Copy only those lines which run from the line containing "Type out the text in this image." to the end of the entries below, both inclusive, exactly as written and with no pictures.
***
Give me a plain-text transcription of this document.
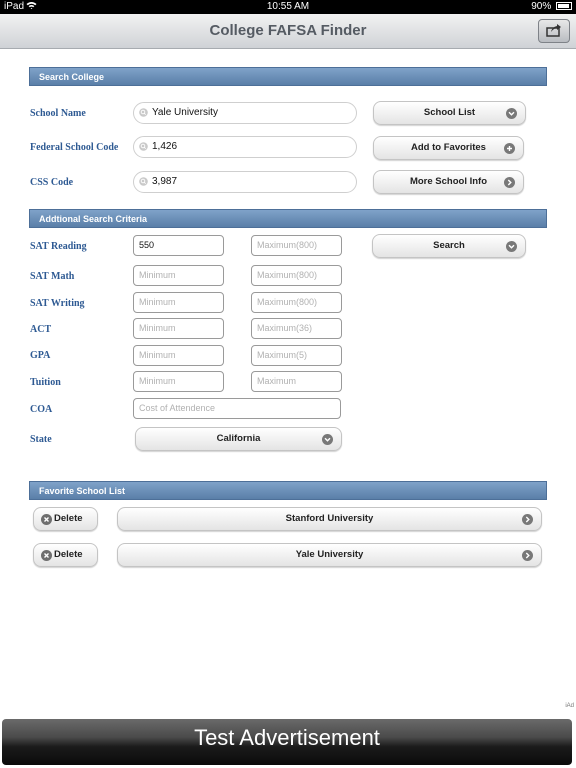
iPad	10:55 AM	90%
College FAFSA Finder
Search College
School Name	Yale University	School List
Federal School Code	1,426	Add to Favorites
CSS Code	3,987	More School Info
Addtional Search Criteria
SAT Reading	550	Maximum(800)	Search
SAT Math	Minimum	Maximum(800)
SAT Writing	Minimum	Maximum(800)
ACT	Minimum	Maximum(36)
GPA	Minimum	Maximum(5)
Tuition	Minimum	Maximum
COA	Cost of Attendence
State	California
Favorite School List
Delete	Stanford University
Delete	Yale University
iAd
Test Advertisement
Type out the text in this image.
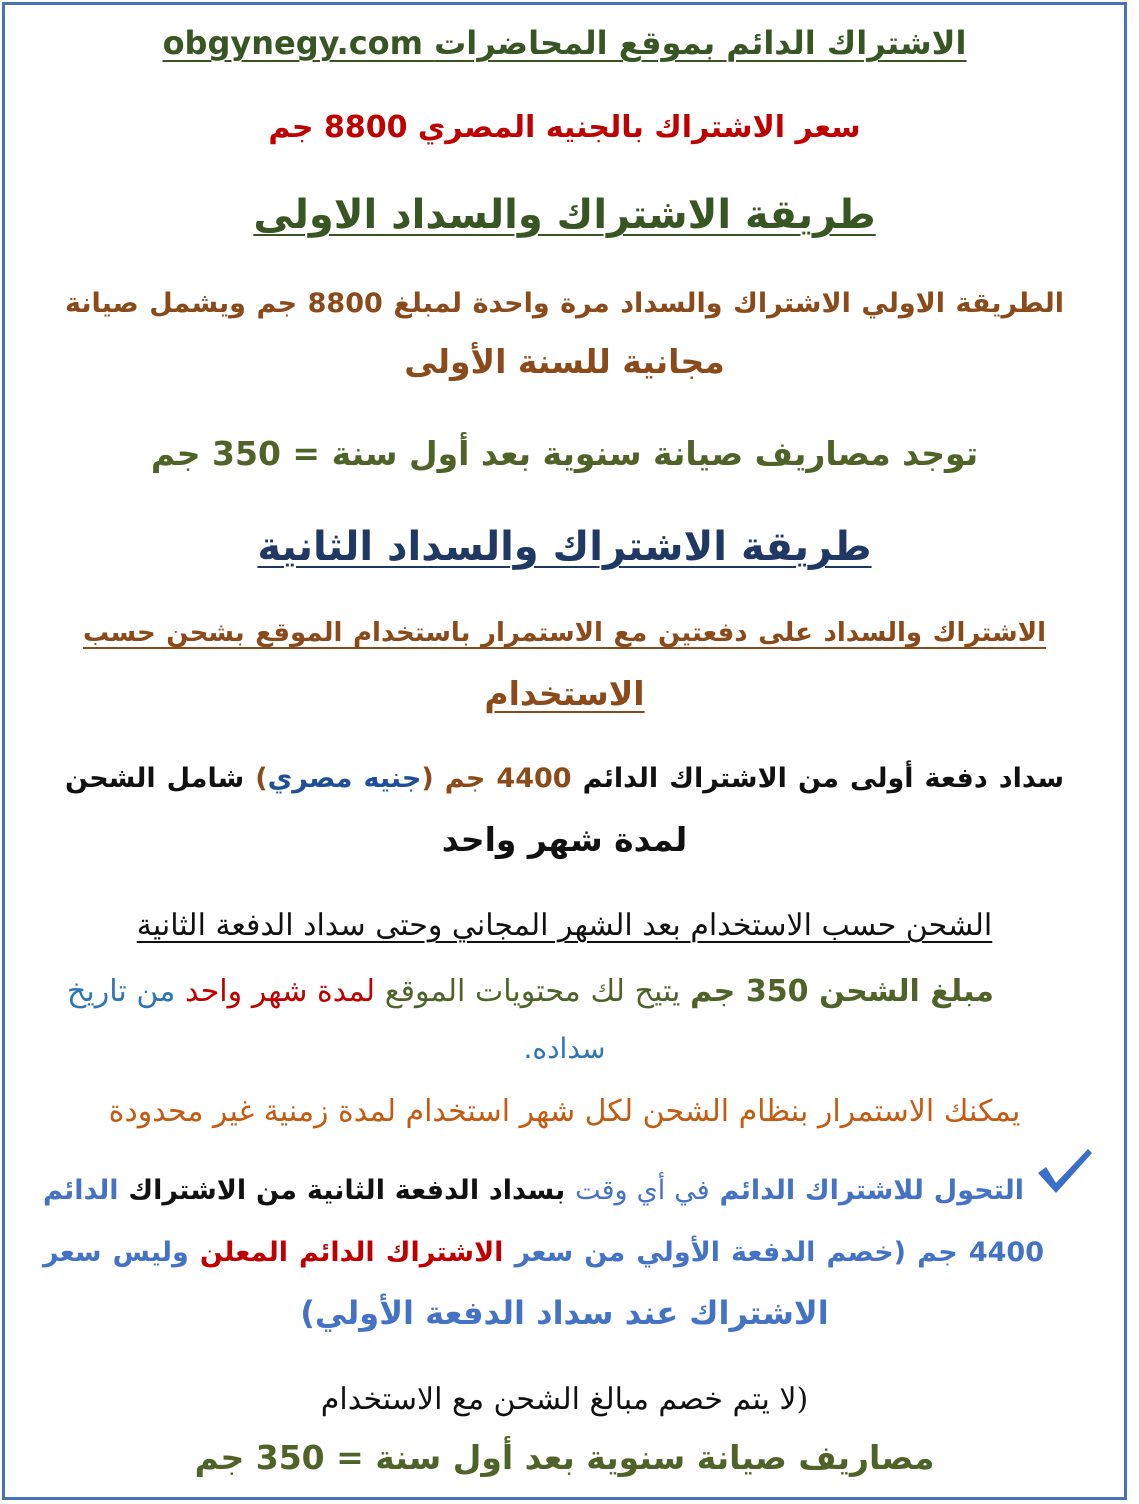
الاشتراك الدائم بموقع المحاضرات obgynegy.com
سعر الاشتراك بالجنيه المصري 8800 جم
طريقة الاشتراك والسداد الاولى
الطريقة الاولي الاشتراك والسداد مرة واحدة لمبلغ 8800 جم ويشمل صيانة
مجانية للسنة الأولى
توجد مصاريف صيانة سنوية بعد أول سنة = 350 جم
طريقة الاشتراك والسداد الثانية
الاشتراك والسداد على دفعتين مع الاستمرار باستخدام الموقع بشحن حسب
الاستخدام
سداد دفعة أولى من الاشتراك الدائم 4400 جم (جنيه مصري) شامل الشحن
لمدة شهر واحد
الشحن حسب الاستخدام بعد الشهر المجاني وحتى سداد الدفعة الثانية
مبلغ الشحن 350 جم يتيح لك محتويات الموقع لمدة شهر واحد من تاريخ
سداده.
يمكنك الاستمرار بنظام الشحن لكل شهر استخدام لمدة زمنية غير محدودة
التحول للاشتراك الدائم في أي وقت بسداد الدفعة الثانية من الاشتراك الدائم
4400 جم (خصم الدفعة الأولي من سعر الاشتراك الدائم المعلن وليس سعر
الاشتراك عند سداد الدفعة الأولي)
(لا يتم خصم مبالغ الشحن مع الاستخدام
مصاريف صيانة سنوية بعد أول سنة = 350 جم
***
• [CORRECT ANSWER]:
Type out the text in this image.
الاشتراك الدائم بموقع المحاضرات obgynegy.com
سعر الاشتراك بالجنيه المصري 8800 جم
طريقة الاشتراك والسداد الاولى
الطريقة الاولي الاشتراك والسداد مرة واحدة لمبلغ 8800 جم ويشمل صيانة
مجانية للسنة الأولى
توجد مصاريف صيانة سنوية بعد أول سنة = 350 جم
طريقة الاشتراك والسداد الثانية
الاشتراك والسداد على دفعتين مع الاستمرار باستخدام الموقع بشحن حسب
الاستخدام
سداد دفعة أولى من الاشتراك الدائم 4400 جم (جنيه مصري) شامل الشحن
لمدة شهر واحد
الشحن حسب الاستخدام بعد الشهر المجاني وحتى سداد الدفعة الثانية
مبلغ الشحن 350 جم يتيح لك محتويات الموقع لمدة شهر واحد من تاريخ
سداده.
يمكنك الاستمرار بنظام الشحن لكل شهر استخدام لمدة زمنية غير محدودة
التحول للاشتراك الدائم في أي وقت بسداد الدفعة الثانية من الاشتراك الدائم
4400 جم (خصم الدفعة الأولي من سعر الاشتراك الدائم المعلن وليس سعر
الاشتراك عند سداد الدفعة الأولي)
(لا يتم خصم مبالغ الشحن مع الاستخدام
مصاريف صيانة سنوية بعد أول سنة = 350 جم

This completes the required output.